Please rewrite the rows below as a Markdown table with the columns "Row" and "Line," giving each row's number and its line, with blank lines left out.
====================
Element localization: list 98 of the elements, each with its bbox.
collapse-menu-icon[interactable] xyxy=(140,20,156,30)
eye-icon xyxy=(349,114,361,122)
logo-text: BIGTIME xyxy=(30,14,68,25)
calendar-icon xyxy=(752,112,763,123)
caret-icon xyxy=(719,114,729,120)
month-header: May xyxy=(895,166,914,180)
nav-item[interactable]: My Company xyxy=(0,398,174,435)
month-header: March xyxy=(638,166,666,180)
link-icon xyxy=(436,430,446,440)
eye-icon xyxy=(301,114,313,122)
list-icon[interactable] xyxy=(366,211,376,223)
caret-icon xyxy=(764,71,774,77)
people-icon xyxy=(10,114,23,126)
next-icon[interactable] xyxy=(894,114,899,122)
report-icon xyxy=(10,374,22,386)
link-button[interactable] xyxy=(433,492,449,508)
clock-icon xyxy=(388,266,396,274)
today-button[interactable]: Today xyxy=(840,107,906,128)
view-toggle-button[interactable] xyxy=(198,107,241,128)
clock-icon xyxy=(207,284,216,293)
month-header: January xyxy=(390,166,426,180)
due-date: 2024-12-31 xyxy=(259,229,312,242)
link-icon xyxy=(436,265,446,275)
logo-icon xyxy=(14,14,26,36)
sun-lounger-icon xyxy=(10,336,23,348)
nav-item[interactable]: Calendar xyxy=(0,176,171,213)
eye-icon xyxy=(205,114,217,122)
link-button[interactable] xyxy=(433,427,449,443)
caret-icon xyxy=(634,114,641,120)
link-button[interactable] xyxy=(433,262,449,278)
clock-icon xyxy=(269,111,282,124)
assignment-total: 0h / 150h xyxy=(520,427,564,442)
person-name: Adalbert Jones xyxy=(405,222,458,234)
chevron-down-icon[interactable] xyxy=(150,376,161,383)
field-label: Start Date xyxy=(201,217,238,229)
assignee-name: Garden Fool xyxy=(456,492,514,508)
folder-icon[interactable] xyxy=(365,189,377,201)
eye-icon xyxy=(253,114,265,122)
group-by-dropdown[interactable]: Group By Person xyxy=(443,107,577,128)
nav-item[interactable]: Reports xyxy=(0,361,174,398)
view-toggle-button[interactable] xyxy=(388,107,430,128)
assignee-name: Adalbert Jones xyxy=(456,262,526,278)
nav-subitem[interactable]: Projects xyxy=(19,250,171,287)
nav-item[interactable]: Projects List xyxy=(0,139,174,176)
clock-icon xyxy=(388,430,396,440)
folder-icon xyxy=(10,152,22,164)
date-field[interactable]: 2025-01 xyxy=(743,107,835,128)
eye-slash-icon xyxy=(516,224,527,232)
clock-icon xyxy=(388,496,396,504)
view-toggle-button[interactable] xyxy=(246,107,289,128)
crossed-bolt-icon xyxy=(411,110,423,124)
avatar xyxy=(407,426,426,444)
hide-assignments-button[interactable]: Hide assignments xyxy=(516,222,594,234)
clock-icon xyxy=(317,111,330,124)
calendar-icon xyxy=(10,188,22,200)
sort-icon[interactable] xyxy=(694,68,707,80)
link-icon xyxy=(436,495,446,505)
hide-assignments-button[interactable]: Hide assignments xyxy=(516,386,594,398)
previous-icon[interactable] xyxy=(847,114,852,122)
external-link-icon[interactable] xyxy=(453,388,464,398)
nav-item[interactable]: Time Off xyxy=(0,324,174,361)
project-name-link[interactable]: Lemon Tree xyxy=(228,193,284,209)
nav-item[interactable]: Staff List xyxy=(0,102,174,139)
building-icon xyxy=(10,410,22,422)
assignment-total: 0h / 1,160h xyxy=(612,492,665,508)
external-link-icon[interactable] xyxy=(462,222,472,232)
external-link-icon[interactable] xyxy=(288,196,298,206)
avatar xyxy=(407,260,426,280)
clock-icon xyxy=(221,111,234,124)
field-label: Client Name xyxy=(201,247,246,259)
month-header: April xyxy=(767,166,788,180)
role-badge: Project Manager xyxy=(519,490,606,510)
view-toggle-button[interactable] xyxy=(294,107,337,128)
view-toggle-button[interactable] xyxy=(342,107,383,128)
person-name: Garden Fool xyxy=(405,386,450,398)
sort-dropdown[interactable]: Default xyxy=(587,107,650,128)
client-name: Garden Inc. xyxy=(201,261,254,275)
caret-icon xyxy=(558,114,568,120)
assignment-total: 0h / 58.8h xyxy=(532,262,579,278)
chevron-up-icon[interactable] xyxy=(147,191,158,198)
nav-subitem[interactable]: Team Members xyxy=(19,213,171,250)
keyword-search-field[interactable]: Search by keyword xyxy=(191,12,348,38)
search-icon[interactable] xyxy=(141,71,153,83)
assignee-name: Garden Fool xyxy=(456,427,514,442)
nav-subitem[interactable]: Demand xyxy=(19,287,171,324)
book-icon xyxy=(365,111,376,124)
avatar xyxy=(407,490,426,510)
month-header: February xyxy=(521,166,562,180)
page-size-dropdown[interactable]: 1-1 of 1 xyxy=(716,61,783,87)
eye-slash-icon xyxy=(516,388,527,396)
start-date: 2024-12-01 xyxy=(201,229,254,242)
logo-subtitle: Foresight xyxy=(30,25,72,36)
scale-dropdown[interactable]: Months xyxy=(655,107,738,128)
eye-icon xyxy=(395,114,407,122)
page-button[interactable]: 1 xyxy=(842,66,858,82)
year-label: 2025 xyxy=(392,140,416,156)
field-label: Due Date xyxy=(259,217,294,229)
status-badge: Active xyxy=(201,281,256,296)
====================
# Worked answer:
| Row | Line |
|---|---|
| 1 | Element localization: list 98 of the elements, each with its bbox. |
| 2 | collapse-menu-icon[interactable] xyxy=(140,20,156,30) |
| 3 | eye-icon xyxy=(349,114,361,122) |
| 4 | logo-text: BIGTIME xyxy=(30,14,68,25) |
| 5 | calendar-icon xyxy=(752,112,763,123) |
| 6 | caret-icon xyxy=(719,114,729,120) |
| 7 | month-header: May xyxy=(895,166,914,180) |
| 8 | nav-item[interactable]: My Company xyxy=(0,398,174,435) |
| 9 | month-header: March xyxy=(638,166,666,180) |
| 10 | link-icon xyxy=(436,430,446,440) |
| 11 | eye-icon xyxy=(301,114,313,122) |
| 12 | list-icon[interactable] xyxy=(366,211,376,223) |
| 13 | caret-icon xyxy=(764,71,774,77) |
| 14 | people-icon xyxy=(10,114,23,126) |
| 15 | next-icon[interactable] xyxy=(894,114,899,122) |
| 16 | report-icon xyxy=(10,374,22,386) |
| 17 | link-button[interactable] xyxy=(433,492,449,508) |
| 18 | clock-icon xyxy=(388,266,396,274) |
| 19 | today-button[interactable]: Today xyxy=(840,107,906,128) |
| 20 | view-toggle-button[interactable] xyxy=(198,107,241,128) |
| 21 | clock-icon xyxy=(207,284,216,293) |
| 22 | month-header: January xyxy=(390,166,426,180) |
| 23 | due-date: 2024-12-31 xyxy=(259,229,312,242) |
| 24 | link-icon xyxy=(436,265,446,275) |
| 25 | logo-icon xyxy=(14,14,26,36) |
| 26 | sun-lounger-icon xyxy=(10,336,23,348) |
| 27 | nav-item[interactable]: Calendar xyxy=(0,176,171,213) |
| 28 | eye-icon xyxy=(205,114,217,122) |
| 29 | link-button[interactable] xyxy=(433,427,449,443) |
| 30 | caret-icon xyxy=(634,114,641,120) |
| 31 | link-button[interactable] xyxy=(433,262,449,278) |
| 32 | clock-icon xyxy=(269,111,282,124) |
| 33 | assignment-total: 0h / 150h xyxy=(520,427,564,442) |
| 34 | person-name: Adalbert Jones xyxy=(405,222,458,234) |
| 35 | chevron-down-icon[interactable] xyxy=(150,376,161,383) |
| 36 | field-label: Start Date xyxy=(201,217,238,229) |
| 37 | assignee-name: Garden Fool xyxy=(456,492,514,508) |
| 38 | folder-icon[interactable] xyxy=(365,189,377,201) |
| 39 | eye-icon xyxy=(253,114,265,122) |
| 40 | group-by-dropdown[interactable]: Group By Person xyxy=(443,107,577,128) |
| 41 | nav-item[interactable]: Reports xyxy=(0,361,174,398) |
| 42 | view-toggle-button[interactable] xyxy=(388,107,430,128) |
| 43 | assignee-name: Adalbert Jones xyxy=(456,262,526,278) |
| 44 | nav-subitem[interactable]: Projects xyxy=(19,250,171,287) |
| 45 | nav-item[interactable]: Projects List xyxy=(0,139,174,176) |
| 46 | clock-icon xyxy=(388,430,396,440) |
| 47 | folder-icon xyxy=(10,152,22,164) |
| 48 | date-field[interactable]: 2025-01 xyxy=(743,107,835,128) |
| 49 | eye-slash-icon xyxy=(516,224,527,232) |
| 50 | clock-icon xyxy=(388,496,396,504) |
| 51 | view-toggle-button[interactable] xyxy=(246,107,289,128) |
| 52 | crossed-bolt-icon xyxy=(411,110,423,124) |
| 53 | avatar xyxy=(407,426,426,444) |
| 54 | hide-assignments-button[interactable]: Hide assignments xyxy=(516,222,594,234) |
| 55 | clock-icon xyxy=(317,111,330,124) |
| 56 | calendar-icon xyxy=(10,188,22,200) |
| 57 | sort-icon[interactable] xyxy=(694,68,707,80) |
| 58 | link-icon xyxy=(436,495,446,505) |
| 59 | hide-assignments-button[interactable]: Hide assignments xyxy=(516,386,594,398) |
| 60 | previous-icon[interactable] xyxy=(847,114,852,122) |
| 61 | external-link-icon[interactable] xyxy=(453,388,464,398) |
| 62 | nav-item[interactable]: Time Off xyxy=(0,324,174,361) |
| 63 | project-name-link[interactable]: Lemon Tree xyxy=(228,193,284,209) |
| 64 | nav-item[interactable]: Staff List xyxy=(0,102,174,139) |
| 65 | building-icon xyxy=(10,410,22,422) |
| 66 | assignment-total: 0h / 1,160h xyxy=(612,492,665,508) |
| 67 | external-link-icon[interactable] xyxy=(462,222,472,232) |
| 68 | external-link-icon[interactable] xyxy=(288,196,298,206) |
| 69 | avatar xyxy=(407,260,426,280) |
| 70 | clock-icon xyxy=(221,111,234,124) |
| 71 | field-label: Client Name xyxy=(201,247,246,259) |
| 72 | month-header: April xyxy=(767,166,788,180) |
| 73 | role-badge: Project Manager xyxy=(519,490,606,510) |
| 74 | view-toggle-button[interactable] xyxy=(294,107,337,128) |
| 75 | view-toggle-button[interactable] xyxy=(342,107,383,128) |
| 76 | person-name: Garden Fool xyxy=(405,386,450,398) |
| 77 | sort-dropdown[interactable]: Default xyxy=(587,107,650,128) |
| 78 | client-name: Garden Inc. xyxy=(201,261,254,275) |
| 79 | caret-icon xyxy=(558,114,568,120) |
| 80 | assignment-total: 0h / 58.8h xyxy=(532,262,579,278) |
| 81 | chevron-up-icon[interactable] xyxy=(147,191,158,198) |
| 82 | nav-subitem[interactable]: Team Members xyxy=(19,213,171,250) |
| 83 | keyword-search-field[interactable]: Search by keyword xyxy=(191,12,348,38) |
| 84 | search-icon[interactable] xyxy=(141,71,153,83) |
| 85 | assignee-name: Garden Fool xyxy=(456,427,514,442) |
| 86 | nav-subitem[interactable]: Demand xyxy=(19,287,171,324) |
| 87 | book-icon xyxy=(365,111,376,124) |
| 88 | avatar xyxy=(407,490,426,510) |
| 89 | month-header: February xyxy=(521,166,562,180) |
| 90 | page-size-dropdown[interactable]: 1-1 of 1 xyxy=(716,61,783,87) |
| 91 | eye-slash-icon xyxy=(516,388,527,396) |
| 92 | start-date: 2024-12-01 xyxy=(201,229,254,242) |
| 93 | logo-subtitle: Foresight xyxy=(30,25,72,36) |
| 94 | scale-dropdown[interactable]: Months xyxy=(655,107,738,128) |
| 95 | eye-icon xyxy=(395,114,407,122) |
| 96 | page-button[interactable]: 1 xyxy=(842,66,858,82) |
| 97 | year-label: 2025 xyxy=(392,140,416,156) |
| 98 | field-label: Due Date xyxy=(259,217,294,229) |
| 99 | status-badge: Active xyxy=(201,281,256,296) |